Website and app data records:

☆ ☆ ☆ ☆ ☆

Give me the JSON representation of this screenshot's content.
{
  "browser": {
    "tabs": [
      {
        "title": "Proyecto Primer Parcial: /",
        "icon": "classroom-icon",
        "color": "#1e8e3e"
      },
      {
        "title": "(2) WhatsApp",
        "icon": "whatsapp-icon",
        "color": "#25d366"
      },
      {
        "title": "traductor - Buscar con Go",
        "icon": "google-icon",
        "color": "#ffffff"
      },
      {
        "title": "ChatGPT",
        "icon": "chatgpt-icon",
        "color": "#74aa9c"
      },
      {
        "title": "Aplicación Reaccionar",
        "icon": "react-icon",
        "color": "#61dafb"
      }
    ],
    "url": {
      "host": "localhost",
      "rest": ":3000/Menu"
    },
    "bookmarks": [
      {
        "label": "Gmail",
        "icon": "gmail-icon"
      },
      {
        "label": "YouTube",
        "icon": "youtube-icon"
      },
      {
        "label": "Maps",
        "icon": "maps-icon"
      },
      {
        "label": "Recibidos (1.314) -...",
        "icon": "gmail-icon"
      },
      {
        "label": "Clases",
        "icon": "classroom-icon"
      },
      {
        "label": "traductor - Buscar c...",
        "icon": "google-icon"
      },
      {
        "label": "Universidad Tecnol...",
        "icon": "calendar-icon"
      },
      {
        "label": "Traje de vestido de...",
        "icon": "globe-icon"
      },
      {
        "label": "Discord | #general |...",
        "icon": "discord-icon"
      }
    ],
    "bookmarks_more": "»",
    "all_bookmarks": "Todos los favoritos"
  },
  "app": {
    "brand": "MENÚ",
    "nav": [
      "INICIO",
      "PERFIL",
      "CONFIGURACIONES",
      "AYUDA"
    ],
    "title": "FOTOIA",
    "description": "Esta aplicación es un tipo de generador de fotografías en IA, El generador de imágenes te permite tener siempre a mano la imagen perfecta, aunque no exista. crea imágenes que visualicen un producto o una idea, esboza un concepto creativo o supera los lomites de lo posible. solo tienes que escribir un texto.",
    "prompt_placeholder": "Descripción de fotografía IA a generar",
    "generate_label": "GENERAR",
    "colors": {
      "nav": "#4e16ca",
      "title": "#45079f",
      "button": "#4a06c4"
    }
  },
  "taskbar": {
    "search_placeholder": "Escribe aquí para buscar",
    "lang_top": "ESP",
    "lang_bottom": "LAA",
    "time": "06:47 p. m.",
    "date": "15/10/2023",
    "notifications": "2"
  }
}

☆ ☆ ☆ ☆ ☆

Wherever the string "title" is found in the entries, copy the line it sits in.

*ANSWER BOX*
        "title": "Proyecto Primer Parcial: /",
        "title": "(2) WhatsApp",
        "title": "traductor - Buscar con Go",
        "title": "ChatGPT",
        "title": "Aplicación Reaccionar",
    "title": "FOTOIA",
      "title": "#45079f",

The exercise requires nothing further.